All records are to be retyped faithfully and completely.

Stored data entries:
———

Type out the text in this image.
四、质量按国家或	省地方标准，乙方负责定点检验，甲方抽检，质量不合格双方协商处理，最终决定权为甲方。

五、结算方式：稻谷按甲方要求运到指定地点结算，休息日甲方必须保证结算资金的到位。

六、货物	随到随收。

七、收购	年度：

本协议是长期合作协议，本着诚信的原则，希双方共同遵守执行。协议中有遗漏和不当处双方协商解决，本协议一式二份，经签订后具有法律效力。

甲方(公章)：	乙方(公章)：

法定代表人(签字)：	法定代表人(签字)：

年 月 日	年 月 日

———

SOLUTION TO THIS TASK →
Type out the text in this image.
四、质量按国家或	省地方标准，乙方负责定点检验，甲方抽检，质量不合格双方协商处理，最终决定权为甲方。

五、结算方式：稻谷按甲方要求运到指定地点结算，休息日甲方必须保证结算资金的到位。

六、货物	随到随收。

七、收购	年度：

本协议是长期合作协议，本着诚信的原则，希双方共同遵守执行。协议中有遗漏和不当处双方协商解决，本协议一式二份，经签订后具有法律效力。

甲方(公章)：	乙方(公章)：

法定代表人(签字)：	法定代表人(签字)：

年 月 日	年 月 日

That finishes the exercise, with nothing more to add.